§ Your goal
Copy out every line containing the word "減算発生点".

---------- Input material

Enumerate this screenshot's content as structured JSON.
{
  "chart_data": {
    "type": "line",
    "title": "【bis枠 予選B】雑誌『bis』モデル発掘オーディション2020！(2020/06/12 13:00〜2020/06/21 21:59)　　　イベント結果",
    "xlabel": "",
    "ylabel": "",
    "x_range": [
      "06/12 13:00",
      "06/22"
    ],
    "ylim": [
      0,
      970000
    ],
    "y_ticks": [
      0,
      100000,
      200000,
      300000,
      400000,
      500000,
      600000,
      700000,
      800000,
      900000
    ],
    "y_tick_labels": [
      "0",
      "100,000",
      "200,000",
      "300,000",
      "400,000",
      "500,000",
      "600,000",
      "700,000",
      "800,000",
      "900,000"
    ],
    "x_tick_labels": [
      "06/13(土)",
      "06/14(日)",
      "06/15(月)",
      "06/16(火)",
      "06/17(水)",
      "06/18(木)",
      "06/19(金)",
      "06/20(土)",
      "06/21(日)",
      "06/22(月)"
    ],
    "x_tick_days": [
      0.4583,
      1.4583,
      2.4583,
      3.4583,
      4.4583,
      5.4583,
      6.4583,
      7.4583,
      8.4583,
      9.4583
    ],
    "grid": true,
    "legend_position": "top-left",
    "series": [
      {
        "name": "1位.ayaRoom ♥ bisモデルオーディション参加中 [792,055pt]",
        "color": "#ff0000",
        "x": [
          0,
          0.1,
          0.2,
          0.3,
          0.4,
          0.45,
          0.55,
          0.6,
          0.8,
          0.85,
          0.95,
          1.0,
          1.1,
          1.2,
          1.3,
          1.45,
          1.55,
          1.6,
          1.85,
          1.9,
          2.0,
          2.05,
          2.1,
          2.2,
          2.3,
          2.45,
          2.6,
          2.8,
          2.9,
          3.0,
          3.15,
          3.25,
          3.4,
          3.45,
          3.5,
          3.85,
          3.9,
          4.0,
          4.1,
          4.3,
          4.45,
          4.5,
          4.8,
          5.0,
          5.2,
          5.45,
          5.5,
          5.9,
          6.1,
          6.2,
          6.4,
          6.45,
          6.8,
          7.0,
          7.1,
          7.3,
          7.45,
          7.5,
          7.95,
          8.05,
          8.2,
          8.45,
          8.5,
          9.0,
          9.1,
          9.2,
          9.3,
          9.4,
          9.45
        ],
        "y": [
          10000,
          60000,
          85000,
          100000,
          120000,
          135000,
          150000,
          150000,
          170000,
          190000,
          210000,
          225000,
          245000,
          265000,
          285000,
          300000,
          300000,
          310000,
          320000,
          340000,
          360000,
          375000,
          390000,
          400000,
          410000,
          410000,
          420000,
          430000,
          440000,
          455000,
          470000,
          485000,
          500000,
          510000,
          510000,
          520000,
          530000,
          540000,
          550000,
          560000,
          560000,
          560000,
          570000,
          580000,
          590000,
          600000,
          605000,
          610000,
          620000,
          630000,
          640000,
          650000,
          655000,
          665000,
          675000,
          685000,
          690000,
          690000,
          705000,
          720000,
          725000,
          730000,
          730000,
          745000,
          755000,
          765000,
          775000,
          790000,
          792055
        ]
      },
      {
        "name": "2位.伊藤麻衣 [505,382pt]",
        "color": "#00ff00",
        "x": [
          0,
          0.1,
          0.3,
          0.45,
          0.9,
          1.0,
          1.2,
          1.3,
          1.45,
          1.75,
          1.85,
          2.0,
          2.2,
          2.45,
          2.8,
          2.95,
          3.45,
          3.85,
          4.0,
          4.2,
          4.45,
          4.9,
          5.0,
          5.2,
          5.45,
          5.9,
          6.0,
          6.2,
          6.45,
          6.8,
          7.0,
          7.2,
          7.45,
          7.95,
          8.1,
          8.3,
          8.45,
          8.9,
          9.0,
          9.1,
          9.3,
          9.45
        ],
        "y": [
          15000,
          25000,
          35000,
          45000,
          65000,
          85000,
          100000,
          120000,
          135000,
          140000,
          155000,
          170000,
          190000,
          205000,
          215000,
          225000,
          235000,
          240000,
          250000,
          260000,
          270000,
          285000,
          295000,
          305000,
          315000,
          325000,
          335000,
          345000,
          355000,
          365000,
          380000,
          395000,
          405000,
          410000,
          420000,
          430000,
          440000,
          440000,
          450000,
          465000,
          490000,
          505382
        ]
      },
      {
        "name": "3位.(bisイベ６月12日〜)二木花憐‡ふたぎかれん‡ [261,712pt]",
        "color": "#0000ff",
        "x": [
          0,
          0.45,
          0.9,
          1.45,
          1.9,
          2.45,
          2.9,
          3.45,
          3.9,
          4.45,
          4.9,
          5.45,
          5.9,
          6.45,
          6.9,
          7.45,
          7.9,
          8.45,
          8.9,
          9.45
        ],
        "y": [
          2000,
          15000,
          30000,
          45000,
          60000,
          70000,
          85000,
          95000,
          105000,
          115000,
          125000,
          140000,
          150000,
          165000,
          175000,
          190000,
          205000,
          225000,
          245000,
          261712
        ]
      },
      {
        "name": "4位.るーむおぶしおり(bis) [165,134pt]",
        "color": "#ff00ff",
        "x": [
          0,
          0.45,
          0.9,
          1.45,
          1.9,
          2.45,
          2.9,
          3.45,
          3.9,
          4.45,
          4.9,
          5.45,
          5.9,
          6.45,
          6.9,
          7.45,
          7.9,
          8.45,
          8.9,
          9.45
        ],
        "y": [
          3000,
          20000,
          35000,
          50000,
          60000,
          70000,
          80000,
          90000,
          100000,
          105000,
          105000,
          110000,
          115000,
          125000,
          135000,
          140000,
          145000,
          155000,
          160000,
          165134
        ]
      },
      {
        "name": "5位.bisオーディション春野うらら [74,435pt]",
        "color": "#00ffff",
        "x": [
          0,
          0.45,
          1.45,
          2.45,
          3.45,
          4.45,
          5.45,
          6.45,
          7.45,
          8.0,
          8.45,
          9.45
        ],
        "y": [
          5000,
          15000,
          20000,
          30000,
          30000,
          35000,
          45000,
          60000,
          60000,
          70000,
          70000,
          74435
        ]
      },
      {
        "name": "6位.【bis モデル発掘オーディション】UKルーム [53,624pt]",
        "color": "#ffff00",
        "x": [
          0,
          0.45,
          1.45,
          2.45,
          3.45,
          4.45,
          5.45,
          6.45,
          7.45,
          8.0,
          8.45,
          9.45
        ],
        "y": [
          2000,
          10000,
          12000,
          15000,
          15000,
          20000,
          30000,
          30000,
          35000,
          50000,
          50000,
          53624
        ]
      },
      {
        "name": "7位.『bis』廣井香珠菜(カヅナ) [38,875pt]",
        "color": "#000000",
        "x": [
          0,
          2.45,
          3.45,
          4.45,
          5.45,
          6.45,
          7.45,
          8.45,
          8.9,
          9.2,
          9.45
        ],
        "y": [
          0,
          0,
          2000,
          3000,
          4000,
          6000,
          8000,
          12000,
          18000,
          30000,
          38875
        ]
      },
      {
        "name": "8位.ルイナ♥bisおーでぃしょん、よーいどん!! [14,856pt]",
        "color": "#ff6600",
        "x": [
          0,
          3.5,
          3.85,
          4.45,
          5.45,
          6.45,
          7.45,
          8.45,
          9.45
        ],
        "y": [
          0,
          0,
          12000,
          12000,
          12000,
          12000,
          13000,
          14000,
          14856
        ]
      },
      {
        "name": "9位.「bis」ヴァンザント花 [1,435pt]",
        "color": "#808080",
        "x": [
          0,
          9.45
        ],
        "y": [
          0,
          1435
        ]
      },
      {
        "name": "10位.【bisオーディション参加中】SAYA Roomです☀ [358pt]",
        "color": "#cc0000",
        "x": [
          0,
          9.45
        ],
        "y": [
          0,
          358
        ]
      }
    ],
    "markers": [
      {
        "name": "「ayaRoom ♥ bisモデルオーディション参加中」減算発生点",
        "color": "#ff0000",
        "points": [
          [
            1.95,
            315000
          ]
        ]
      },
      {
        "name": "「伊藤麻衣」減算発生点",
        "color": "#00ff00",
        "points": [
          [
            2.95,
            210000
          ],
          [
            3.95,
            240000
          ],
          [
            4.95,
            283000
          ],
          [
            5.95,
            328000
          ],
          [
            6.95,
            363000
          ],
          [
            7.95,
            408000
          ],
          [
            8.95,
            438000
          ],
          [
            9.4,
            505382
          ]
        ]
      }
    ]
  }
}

--------------------

§ Exercise response
        "name": "「ayaRoom ♥ bisモデルオーディション参加中」減算発生点",
        "name": "「伊藤麻衣」減算発生点",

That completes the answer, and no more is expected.